WRITTEN REQUEST A >> According to the biography of Maurice Gwyer, which Oxford college elected him a Fellow in November 1902?
WRITTEN REQUEST B >> Carry on the biography of Maurice Gwyer, starting after its final sentence.

PASSAGE >>
Sir Maurice Linford Gwyer,  (25 April 1878 – 12 October 1952) was a British lawyer, judge, and academic administrator. He served as Vice-Chancellor of Delhi University from 1938 to 1950, and Chief Justice of India from 1937 to 1943). He is credited with having founded the college Miranda House in 1948 in Delhi, India. Gwyer Hall, the oldest men residence for the university students is named after him.

Biography
Gwyer was born to John Edward Gwyer and Edith Gwyer (née Linford), and he had a sister, Barbara Gwyer. He was educated at Highgate School from 1887 to 1892, then at Westminster School, before he graduated with a BA from Christ Church, Oxford. In November 1902 he was elected a Fellow of All Souls College, Oxford.

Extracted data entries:
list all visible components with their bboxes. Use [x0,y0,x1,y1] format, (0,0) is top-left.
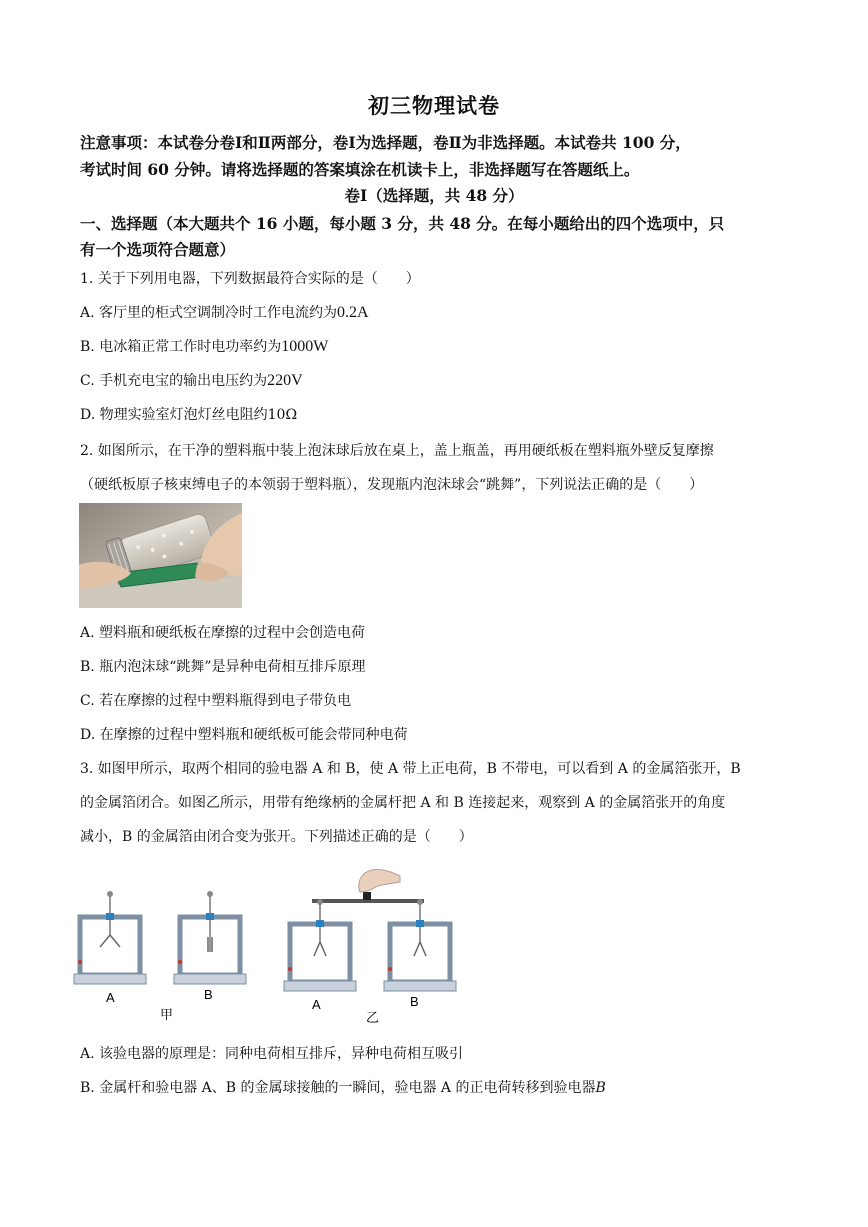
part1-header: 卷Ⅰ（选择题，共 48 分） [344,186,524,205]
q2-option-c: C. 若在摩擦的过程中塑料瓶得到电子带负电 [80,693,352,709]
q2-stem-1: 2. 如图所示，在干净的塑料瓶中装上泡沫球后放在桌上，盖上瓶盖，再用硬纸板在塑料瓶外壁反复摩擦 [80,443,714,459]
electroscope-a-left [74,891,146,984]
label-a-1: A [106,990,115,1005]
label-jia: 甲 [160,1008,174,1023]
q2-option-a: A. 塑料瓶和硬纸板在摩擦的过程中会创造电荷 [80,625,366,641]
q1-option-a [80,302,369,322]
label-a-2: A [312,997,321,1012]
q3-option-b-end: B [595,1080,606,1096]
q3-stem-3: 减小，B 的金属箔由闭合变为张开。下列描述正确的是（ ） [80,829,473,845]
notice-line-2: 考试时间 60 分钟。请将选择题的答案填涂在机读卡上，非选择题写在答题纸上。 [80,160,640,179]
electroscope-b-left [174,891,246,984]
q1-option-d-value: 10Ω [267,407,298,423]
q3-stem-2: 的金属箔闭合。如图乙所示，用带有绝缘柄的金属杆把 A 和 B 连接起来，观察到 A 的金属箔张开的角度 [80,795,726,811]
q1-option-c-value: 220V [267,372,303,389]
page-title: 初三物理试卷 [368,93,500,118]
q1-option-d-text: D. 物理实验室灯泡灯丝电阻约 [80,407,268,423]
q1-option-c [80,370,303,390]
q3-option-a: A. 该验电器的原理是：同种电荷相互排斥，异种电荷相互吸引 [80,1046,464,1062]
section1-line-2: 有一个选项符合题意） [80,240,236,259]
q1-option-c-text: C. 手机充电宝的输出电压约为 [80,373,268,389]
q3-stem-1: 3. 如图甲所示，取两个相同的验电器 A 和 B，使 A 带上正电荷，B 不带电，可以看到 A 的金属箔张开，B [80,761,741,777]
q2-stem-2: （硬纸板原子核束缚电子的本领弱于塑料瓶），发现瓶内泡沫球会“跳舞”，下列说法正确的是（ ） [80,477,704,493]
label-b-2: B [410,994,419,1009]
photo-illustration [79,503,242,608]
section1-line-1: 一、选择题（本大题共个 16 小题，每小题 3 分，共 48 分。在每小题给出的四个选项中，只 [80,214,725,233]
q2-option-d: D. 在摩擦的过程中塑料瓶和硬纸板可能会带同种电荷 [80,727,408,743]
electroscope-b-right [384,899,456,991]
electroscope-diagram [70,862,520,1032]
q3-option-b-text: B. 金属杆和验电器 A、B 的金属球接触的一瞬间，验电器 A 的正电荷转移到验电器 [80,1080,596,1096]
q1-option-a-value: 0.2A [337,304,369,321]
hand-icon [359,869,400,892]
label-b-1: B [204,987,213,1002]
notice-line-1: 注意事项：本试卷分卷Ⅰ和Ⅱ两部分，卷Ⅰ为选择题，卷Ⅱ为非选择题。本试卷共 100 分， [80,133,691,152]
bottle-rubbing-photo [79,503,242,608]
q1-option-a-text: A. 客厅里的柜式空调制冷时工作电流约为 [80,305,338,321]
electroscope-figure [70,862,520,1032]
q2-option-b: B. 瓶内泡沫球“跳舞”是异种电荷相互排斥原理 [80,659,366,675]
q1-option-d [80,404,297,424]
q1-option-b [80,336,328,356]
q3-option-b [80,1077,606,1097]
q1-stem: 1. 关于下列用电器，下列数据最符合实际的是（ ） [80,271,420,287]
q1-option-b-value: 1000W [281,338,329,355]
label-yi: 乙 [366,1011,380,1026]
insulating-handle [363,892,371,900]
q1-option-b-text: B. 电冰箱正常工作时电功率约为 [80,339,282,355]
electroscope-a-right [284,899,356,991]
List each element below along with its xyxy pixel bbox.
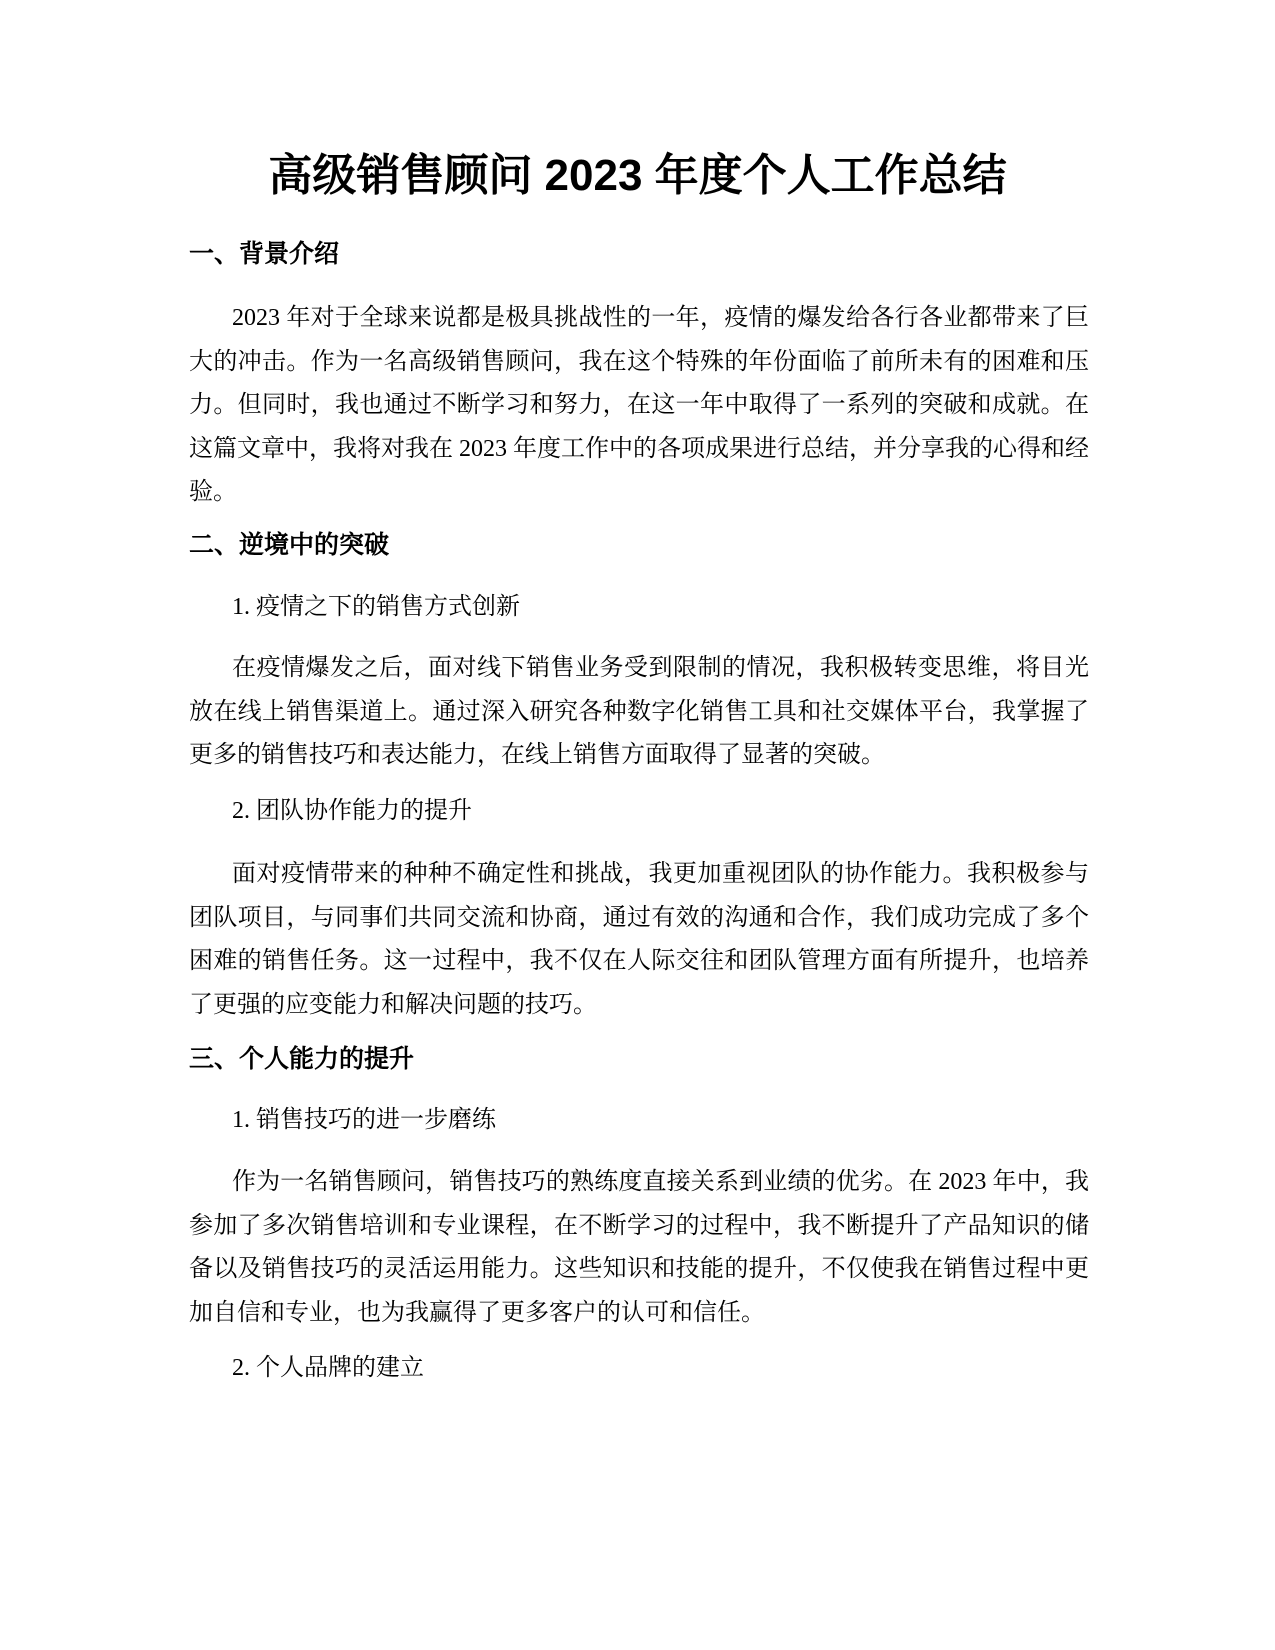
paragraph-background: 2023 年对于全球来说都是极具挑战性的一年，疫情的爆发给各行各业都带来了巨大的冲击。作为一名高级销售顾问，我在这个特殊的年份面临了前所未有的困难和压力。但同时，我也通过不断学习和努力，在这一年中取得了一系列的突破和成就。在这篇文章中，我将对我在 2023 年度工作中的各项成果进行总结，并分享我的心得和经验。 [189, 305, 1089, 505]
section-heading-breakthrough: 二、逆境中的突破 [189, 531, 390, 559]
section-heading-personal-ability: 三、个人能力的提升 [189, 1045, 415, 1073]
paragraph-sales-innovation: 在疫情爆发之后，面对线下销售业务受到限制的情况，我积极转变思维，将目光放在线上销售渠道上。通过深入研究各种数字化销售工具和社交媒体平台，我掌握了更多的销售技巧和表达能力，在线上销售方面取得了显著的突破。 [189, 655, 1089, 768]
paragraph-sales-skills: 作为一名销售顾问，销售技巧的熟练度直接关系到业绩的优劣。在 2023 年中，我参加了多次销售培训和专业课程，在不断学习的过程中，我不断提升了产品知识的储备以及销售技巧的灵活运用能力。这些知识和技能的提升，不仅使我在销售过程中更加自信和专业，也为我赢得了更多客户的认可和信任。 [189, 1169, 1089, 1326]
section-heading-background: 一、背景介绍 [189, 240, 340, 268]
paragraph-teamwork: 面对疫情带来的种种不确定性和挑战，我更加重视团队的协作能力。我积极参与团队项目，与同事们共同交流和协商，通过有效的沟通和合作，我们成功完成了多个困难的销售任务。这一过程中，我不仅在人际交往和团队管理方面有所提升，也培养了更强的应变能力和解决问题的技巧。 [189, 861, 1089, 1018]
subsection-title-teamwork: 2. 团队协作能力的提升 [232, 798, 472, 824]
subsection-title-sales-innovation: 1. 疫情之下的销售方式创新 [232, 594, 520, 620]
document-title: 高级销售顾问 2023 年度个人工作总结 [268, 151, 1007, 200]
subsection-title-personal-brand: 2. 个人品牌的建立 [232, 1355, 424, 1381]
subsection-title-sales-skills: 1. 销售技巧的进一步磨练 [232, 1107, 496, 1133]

EXPECTED OUTPUT A >> All Souls College, Oxford.

EXPECTED OUTPUT B >>
He was appointed CB (1921), KCB (1928), KCSI (1935), and GCIE (1948). He became an honorary student of Christ Church (1937), an honorary DCL of Oxford (1939), LLD of Travancore (1943) and Patna (1944), and DLitt of Delhi (1950).

He died at his home, 14 Kepplestone, Eastbourne, Sussex, on 12 October 1952, and was buried at St Marylebone cemetery, East Finchley, on 17 October.

References

Further reading
Records on Sir Maurice Gwyer are available in the British Library, Asia, Pacific and Africa Collections (previously Oriental and India Office Library) – papers (0304/09)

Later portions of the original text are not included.